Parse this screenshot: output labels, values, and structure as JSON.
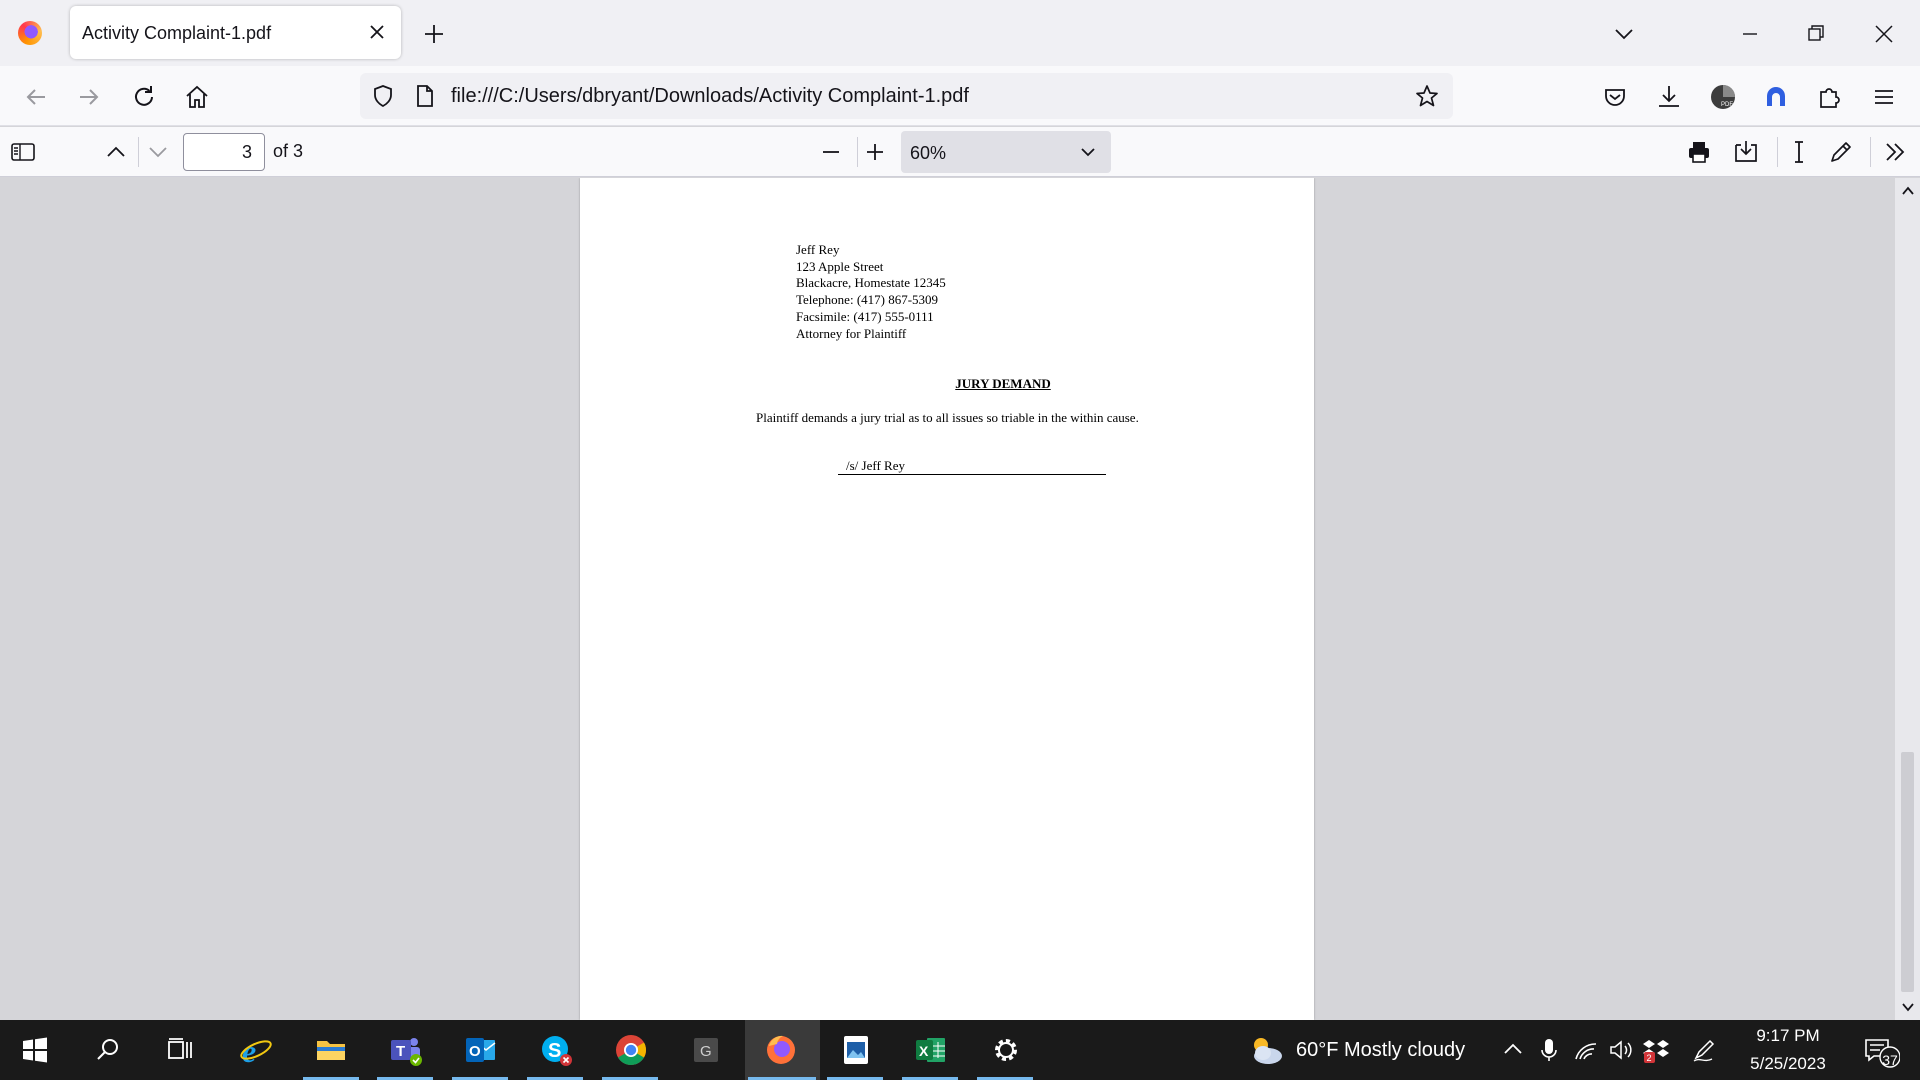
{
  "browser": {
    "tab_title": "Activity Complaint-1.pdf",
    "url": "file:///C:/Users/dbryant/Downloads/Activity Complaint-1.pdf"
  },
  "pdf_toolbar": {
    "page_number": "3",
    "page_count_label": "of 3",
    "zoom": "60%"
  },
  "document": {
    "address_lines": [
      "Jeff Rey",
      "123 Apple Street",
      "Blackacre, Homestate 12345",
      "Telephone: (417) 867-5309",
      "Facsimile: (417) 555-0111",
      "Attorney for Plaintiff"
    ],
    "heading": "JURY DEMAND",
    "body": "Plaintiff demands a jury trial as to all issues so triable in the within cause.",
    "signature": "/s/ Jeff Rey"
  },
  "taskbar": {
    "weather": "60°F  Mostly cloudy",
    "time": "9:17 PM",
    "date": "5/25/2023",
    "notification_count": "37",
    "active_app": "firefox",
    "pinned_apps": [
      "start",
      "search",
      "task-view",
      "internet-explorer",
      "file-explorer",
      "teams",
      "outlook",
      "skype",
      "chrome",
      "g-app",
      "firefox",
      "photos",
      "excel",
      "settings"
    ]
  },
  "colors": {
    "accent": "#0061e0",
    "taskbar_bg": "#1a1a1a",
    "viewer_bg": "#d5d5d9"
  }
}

•••••

Task prompt
Write the lines above out again exactly, without any of their pictures.

Written answer
Parse this screenshot: output labels, values, and structure as JSON.
{
  "browser": {
    "tab_title": "Activity Complaint-1.pdf",
    "url": "file:///C:/Users/dbryant/Downloads/Activity Complaint-1.pdf"
  },
  "pdf_toolbar": {
    "page_number": "3",
    "page_count_label": "of 3",
    "zoom": "60%"
  },
  "document": {
    "address_lines": [
      "Jeff Rey",
      "123 Apple Street",
      "Blackacre, Homestate 12345",
      "Telephone: (417) 867-5309",
      "Facsimile: (417) 555-0111",
      "Attorney for Plaintiff"
    ],
    "heading": "JURY DEMAND",
    "body": "Plaintiff demands a jury trial as to all issues so triable in the within cause.",
    "signature": "/s/ Jeff Rey"
  },
  "taskbar": {
    "weather": "60°F  Mostly cloudy",
    "time": "9:17 PM",
    "date": "5/25/2023",
    "notification_count": "37",
    "active_app": "firefox",
    "pinned_apps": [
      "start",
      "search",
      "task-view",
      "internet-explorer",
      "file-explorer",
      "teams",
      "outlook",
      "skype",
      "chrome",
      "g-app",
      "firefox",
      "photos",
      "excel",
      "settings"
    ]
  },
  "colors": {
    "accent": "#0061e0",
    "taskbar_bg": "#1a1a1a",
    "viewer_bg": "#d5d5d9"
  }
}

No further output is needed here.